[Stated problem]: Write out the full set of records below exactly.

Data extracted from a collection

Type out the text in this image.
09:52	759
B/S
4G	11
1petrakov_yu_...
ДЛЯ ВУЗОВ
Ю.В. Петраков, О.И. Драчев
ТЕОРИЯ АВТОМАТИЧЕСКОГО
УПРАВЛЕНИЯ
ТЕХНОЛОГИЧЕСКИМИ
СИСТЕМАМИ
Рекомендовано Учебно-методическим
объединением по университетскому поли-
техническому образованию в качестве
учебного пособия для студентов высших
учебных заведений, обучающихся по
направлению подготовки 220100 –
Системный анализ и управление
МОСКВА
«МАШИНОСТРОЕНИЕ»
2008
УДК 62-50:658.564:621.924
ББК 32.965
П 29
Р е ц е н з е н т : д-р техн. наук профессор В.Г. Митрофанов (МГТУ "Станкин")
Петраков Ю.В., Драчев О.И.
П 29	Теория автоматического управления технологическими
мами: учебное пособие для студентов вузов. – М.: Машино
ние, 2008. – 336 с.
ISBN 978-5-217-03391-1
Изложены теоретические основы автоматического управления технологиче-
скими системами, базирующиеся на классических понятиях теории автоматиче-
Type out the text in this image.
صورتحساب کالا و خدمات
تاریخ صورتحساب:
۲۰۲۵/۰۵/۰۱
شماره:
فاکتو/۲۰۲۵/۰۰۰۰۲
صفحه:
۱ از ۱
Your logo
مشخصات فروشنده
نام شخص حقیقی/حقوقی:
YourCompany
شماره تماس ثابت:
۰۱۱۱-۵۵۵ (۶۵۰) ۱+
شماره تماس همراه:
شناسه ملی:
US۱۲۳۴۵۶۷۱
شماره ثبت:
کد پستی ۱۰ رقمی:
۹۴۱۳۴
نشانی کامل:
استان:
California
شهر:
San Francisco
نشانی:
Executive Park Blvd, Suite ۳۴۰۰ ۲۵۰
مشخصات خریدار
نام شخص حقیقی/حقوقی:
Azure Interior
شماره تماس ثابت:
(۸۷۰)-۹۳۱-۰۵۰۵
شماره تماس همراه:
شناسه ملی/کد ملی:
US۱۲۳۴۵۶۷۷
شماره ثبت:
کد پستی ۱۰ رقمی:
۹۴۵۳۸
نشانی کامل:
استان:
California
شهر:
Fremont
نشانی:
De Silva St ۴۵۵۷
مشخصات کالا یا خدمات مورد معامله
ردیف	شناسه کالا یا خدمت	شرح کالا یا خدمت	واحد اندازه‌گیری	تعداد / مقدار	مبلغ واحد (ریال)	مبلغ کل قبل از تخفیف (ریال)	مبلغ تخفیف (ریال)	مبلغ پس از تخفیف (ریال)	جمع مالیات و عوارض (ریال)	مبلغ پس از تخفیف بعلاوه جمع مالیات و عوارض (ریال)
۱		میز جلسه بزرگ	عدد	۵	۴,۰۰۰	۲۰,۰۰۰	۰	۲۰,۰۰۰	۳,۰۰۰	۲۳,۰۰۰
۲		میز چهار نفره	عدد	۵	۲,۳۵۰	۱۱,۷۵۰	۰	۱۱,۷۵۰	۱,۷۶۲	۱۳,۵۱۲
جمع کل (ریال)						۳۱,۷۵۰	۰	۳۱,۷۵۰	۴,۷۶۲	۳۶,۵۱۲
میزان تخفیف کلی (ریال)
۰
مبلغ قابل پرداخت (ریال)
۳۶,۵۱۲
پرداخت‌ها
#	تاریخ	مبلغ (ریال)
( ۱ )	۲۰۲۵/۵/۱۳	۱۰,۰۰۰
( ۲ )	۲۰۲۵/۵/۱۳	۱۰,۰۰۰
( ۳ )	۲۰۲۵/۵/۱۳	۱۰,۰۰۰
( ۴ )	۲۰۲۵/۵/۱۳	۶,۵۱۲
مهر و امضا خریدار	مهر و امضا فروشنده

[Full solution]:
Type out the text in this image.
09:52	759
B/S
4G	11
1petrakov_yu_...
ДЛЯ ВУЗОВ
Ю.В. Петраков, О.И. Драчев
ТЕОРИЯ АВТОМАТИЧЕСКОГО
УПРАВЛЕНИЯ
ТЕХНОЛОГИЧЕСКИМИ
СИСТЕМАМИ
Рекомендовано Учебно-методическим
объединением по университетскому поли-
техническому образованию в качестве
учебного пособия для студентов высших
учебных заведений, обучающихся по
направлению подготовки 220100 –
Системный анализ и управление
МОСКВА
«МАШИНОСТРОЕНИЕ»
2008
УДК 62-50:658.564:621.924
ББК 32.965
П 29
Р е ц е н з е н т : д-р техн. наук профессор В.Г. Митрофанов (МГТУ "Станкин")
Петраков Ю.В., Драчев О.И.
П 29	Теория автоматического управления технологическими
мами: учебное пособие для студентов вузов. – М.: Машино
ние, 2008. – 336 с.
ISBN 978-5-217-03391-1
Изложены теоретические основы автоматического управления технологиче-
скими системами, базирующиеся на классических понятиях теории автоматиче-
Type out the text in this image.
صورتحساب کالا و خدمات
تاریخ صورتحساب:
۲۰۲۵/۰۵/۰۱
شماره:
فاکتو/۲۰۲۵/۰۰۰۰۲
صفحه:
۱ از ۱
Your logo
مشخصات فروشنده
نام شخص حقیقی/حقوقی:
YourCompany
شماره تماس ثابت:
۰۱۱۱-۵۵۵ (۶۵۰) ۱+
شماره تماس همراه:
شناسه ملی:
US۱۲۳۴۵۶۷۱
شماره ثبت:
کد پستی ۱۰ رقمی:
۹۴۱۳۴
نشانی کامل:
استان:
California
شهر:
San Francisco
نشانی:
Executive Park Blvd, Suite ۳۴۰۰ ۲۵۰
مشخصات خریدار
نام شخص حقیقی/حقوقی:
Azure Interior
شماره تماس ثابت:
(۸۷۰)-۹۳۱-۰۵۰۵
شماره تماس همراه:
شناسه ملی/کد ملی:
US۱۲۳۴۵۶۷۷
شماره ثبت:
کد پستی ۱۰ رقمی:
۹۴۵۳۸
نشانی کامل:
استان:
California
شهر:
Fremont
نشانی:
De Silva St ۴۵۵۷
مشخصات کالا یا خدمات مورد معامله
ردیف	شناسه کالا یا خدمت	شرح کالا یا خدمت	واحد اندازه‌گیری	تعداد / مقدار	مبلغ واحد (ریال)	مبلغ کل قبل از تخفیف (ریال)	مبلغ تخفیف (ریال)	مبلغ پس از تخفیف (ریال)	جمع مالیات و عوارض (ریال)	مبلغ پس از تخفیف بعلاوه جمع مالیات و عوارض (ریال)
۱		میز جلسه بزرگ	عدد	۵	۴,۰۰۰	۲۰,۰۰۰	۰	۲۰,۰۰۰	۳,۰۰۰	۲۳,۰۰۰
۲		میز چهار نفره	عدد	۵	۲,۳۵۰	۱۱,۷۵۰	۰	۱۱,۷۵۰	۱,۷۶۲	۱۳,۵۱۲
جمع کل (ریال)						۳۱,۷۵۰	۰	۳۱,۷۵۰	۴,۷۶۲	۳۶,۵۱۲
میزان تخفیف کلی (ریال)
۰
مبلغ قابل پرداخت (ریال)
۳۶,۵۱۲
پرداخت‌ها
#	تاریخ	مبلغ (ریال)
( ۱ )	۲۰۲۵/۵/۱۳	۱۰,۰۰۰
( ۲ )	۲۰۲۵/۵/۱۳	۱۰,۰۰۰
( ۳ )	۲۰۲۵/۵/۱۳	۱۰,۰۰۰
( ۴ )	۲۰۲۵/۵/۱۳	۶,۵۱۲
مهر و امضا خریدار	مهر و امضا فروشنده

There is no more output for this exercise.